## GIVEN EXERCISE
Repeat every record below exactly as written.

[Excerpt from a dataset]
◇ ◇ ◇ ◇ ◇
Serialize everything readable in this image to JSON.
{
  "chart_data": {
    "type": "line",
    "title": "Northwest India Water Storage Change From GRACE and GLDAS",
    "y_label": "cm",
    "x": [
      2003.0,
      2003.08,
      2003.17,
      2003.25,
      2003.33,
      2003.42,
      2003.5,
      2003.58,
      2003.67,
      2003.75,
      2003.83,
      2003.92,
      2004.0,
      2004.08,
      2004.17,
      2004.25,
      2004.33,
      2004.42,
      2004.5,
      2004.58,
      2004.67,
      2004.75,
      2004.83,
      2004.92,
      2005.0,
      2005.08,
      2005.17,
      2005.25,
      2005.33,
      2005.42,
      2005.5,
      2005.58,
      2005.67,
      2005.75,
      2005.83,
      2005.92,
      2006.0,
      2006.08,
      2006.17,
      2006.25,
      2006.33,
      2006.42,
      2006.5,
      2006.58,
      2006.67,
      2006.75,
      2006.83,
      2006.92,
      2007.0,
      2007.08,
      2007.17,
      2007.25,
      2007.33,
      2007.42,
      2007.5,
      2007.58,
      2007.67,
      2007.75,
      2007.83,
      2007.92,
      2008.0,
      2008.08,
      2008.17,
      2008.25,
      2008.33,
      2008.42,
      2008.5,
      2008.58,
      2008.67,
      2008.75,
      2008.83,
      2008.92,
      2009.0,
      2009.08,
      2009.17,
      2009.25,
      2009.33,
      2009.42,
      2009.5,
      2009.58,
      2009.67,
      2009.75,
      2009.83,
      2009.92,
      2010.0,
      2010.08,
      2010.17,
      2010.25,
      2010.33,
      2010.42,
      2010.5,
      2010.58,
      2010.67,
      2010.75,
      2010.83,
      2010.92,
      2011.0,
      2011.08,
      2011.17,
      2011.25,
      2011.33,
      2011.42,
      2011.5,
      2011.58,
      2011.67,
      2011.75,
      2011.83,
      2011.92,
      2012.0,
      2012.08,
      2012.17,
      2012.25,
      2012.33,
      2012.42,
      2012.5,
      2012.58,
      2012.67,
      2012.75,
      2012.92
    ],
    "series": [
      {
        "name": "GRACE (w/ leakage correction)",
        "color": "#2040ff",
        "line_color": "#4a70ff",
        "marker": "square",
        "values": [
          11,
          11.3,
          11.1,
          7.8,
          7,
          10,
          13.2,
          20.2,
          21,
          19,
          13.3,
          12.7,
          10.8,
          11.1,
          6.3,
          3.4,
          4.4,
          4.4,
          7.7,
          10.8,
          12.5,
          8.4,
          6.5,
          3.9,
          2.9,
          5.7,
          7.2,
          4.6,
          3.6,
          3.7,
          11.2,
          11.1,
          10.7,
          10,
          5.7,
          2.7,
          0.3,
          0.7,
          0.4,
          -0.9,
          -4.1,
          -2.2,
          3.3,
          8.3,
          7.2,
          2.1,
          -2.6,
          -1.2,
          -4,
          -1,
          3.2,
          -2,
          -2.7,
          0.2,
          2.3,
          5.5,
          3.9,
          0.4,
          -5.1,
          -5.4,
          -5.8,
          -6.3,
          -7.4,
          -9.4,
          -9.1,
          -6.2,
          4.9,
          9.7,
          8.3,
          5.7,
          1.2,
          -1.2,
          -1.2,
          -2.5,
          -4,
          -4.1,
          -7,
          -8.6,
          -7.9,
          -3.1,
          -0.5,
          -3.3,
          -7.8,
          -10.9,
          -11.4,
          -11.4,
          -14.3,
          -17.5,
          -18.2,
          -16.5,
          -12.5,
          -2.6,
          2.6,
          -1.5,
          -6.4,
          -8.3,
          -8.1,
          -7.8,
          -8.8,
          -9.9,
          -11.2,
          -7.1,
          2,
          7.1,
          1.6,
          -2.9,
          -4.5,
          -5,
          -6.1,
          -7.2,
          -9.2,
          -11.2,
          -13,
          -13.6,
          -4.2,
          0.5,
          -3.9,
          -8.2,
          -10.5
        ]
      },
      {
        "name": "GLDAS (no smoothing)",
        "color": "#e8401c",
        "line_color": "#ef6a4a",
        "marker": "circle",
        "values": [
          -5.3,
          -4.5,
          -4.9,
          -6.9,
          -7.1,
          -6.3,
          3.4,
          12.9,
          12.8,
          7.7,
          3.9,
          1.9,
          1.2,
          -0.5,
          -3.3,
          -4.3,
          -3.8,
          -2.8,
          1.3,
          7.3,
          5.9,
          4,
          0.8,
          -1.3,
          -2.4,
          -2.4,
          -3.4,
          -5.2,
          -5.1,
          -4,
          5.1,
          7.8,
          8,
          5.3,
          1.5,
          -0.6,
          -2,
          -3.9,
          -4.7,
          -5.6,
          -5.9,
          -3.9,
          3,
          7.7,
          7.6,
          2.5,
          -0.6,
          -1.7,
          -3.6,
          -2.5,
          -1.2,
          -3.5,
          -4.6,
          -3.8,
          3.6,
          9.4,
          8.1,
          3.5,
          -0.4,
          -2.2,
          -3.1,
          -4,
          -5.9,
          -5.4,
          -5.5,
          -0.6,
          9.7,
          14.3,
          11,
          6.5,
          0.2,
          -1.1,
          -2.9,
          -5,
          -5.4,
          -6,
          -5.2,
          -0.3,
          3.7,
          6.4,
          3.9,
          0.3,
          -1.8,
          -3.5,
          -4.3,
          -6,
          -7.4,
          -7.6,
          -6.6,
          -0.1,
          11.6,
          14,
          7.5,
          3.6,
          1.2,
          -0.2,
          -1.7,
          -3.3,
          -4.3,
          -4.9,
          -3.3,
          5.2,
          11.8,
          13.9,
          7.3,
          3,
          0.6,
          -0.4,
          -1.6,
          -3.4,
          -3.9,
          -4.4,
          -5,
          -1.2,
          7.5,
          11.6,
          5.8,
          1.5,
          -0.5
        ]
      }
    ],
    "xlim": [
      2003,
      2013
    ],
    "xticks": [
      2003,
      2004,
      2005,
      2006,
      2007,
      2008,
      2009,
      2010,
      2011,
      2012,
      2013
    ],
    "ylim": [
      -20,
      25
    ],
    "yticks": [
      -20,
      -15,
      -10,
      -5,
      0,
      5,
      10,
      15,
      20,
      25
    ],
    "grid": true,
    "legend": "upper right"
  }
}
◇ ◇ ◇ ◇ ◇
## RESPONSE TO THIS TASK
Serialize everything readable in this image to JSON.
{
  "chart_data": {
    "type": "line",
    "title": "Northwest India Water Storage Change From GRACE and GLDAS",
    "y_label": "cm",
    "x": [
      2003.0,
      2003.08,
      2003.17,
      2003.25,
      2003.33,
      2003.42,
      2003.5,
      2003.58,
      2003.67,
      2003.75,
      2003.83,
      2003.92,
      2004.0,
      2004.08,
      2004.17,
      2004.25,
      2004.33,
      2004.42,
      2004.5,
      2004.58,
      2004.67,
      2004.75,
      2004.83,
      2004.92,
      2005.0,
      2005.08,
      2005.17,
      2005.25,
      2005.33,
      2005.42,
      2005.5,
      2005.58,
      2005.67,
      2005.75,
      2005.83,
      2005.92,
      2006.0,
      2006.08,
      2006.17,
      2006.25,
      2006.33,
      2006.42,
      2006.5,
      2006.58,
      2006.67,
      2006.75,
      2006.83,
      2006.92,
      2007.0,
      2007.08,
      2007.17,
      2007.25,
      2007.33,
      2007.42,
      2007.5,
      2007.58,
      2007.67,
      2007.75,
      2007.83,
      2007.92,
      2008.0,
      2008.08,
      2008.17,
      2008.25,
      2008.33,
      2008.42,
      2008.5,
      2008.58,
      2008.67,
      2008.75,
      2008.83,
      2008.92,
      2009.0,
      2009.08,
      2009.17,
      2009.25,
      2009.33,
      2009.42,
      2009.5,
      2009.58,
      2009.67,
      2009.75,
      2009.83,
      2009.92,
      2010.0,
      2010.08,
      2010.17,
      2010.25,
      2010.33,
      2010.42,
      2010.5,
      2010.58,
      2010.67,
      2010.75,
      2010.83,
      2010.92,
      2011.0,
      2011.08,
      2011.17,
      2011.25,
      2011.33,
      2011.42,
      2011.5,
      2011.58,
      2011.67,
      2011.75,
      2011.83,
      2011.92,
      2012.0,
      2012.08,
      2012.17,
      2012.25,
      2012.33,
      2012.42,
      2012.5,
      2012.58,
      2012.67,
      2012.75,
      2012.92
    ],
    "series": [
      {
        "name": "GRACE (w/ leakage correction)",
        "color": "#2040ff",
        "line_color": "#4a70ff",
        "marker": "square",
        "values": [
          11,
          11.3,
          11.1,
          7.8,
          7,
          10,
          13.2,
          20.2,
          21,
          19,
          13.3,
          12.7,
          10.8,
          11.1,
          6.3,
          3.4,
          4.4,
          4.4,
          7.7,
          10.8,
          12.5,
          8.4,
          6.5,
          3.9,
          2.9,
          5.7,
          7.2,
          4.6,
          3.6,
          3.7,
          11.2,
          11.1,
          10.7,
          10,
          5.7,
          2.7,
          0.3,
          0.7,
          0.4,
          -0.9,
          -4.1,
          -2.2,
          3.3,
          8.3,
          7.2,
          2.1,
          -2.6,
          -1.2,
          -4,
          -1,
          3.2,
          -2,
          -2.7,
          0.2,
          2.3,
          5.5,
          3.9,
          0.4,
          -5.1,
          -5.4,
          -5.8,
          -6.3,
          -7.4,
          -9.4,
          -9.1,
          -6.2,
          4.9,
          9.7,
          8.3,
          5.7,
          1.2,
          -1.2,
          -1.2,
          -2.5,
          -4,
          -4.1,
          -7,
          -8.6,
          -7.9,
          -3.1,
          -0.5,
          -3.3,
          -7.8,
          -10.9,
          -11.4,
          -11.4,
          -14.3,
          -17.5,
          -18.2,
          -16.5,
          -12.5,
          -2.6,
          2.6,
          -1.5,
          -6.4,
          -8.3,
          -8.1,
          -7.8,
          -8.8,
          -9.9,
          -11.2,
          -7.1,
          2,
          7.1,
          1.6,
          -2.9,
          -4.5,
          -5,
          -6.1,
          -7.2,
          -9.2,
          -11.2,
          -13,
          -13.6,
          -4.2,
          0.5,
          -3.9,
          -8.2,
          -10.5
        ]
      },
      {
        "name": "GLDAS (no smoothing)",
        "color": "#e8401c",
        "line_color": "#ef6a4a",
        "marker": "circle",
        "values": [
          -5.3,
          -4.5,
          -4.9,
          -6.9,
          -7.1,
          -6.3,
          3.4,
          12.9,
          12.8,
          7.7,
          3.9,
          1.9,
          1.2,
          -0.5,
          -3.3,
          -4.3,
          -3.8,
          -2.8,
          1.3,
          7.3,
          5.9,
          4,
          0.8,
          -1.3,
          -2.4,
          -2.4,
          -3.4,
          -5.2,
          -5.1,
          -4,
          5.1,
          7.8,
          8,
          5.3,
          1.5,
          -0.6,
          -2,
          -3.9,
          -4.7,
          -5.6,
          -5.9,
          -3.9,
          3,
          7.7,
          7.6,
          2.5,
          -0.6,
          -1.7,
          -3.6,
          -2.5,
          -1.2,
          -3.5,
          -4.6,
          -3.8,
          3.6,
          9.4,
          8.1,
          3.5,
          -0.4,
          -2.2,
          -3.1,
          -4,
          -5.9,
          -5.4,
          -5.5,
          -0.6,
          9.7,
          14.3,
          11,
          6.5,
          0.2,
          -1.1,
          -2.9,
          -5,
          -5.4,
          -6,
          -5.2,
          -0.3,
          3.7,
          6.4,
          3.9,
          0.3,
          -1.8,
          -3.5,
          -4.3,
          -6,
          -7.4,
          -7.6,
          -6.6,
          -0.1,
          11.6,
          14,
          7.5,
          3.6,
          1.2,
          -0.2,
          -1.7,
          -3.3,
          -4.3,
          -4.9,
          -3.3,
          5.2,
          11.8,
          13.9,
          7.3,
          3,
          0.6,
          -0.4,
          -1.6,
          -3.4,
          -3.9,
          -4.4,
          -5,
          -1.2,
          7.5,
          11.6,
          5.8,
          1.5,
          -0.5
        ]
      }
    ],
    "xlim": [
      2003,
      2013
    ],
    "xticks": [
      2003,
      2004,
      2005,
      2006,
      2007,
      2008,
      2009,
      2010,
      2011,
      2012,
      2013
    ],
    "ylim": [
      -20,
      25
    ],
    "yticks": [
      -20,
      -15,
      -10,
      -5,
      0,
      5,
      10,
      15,
      20,
      25
    ],
    "grid": true,
    "legend": "upper right"
  }
}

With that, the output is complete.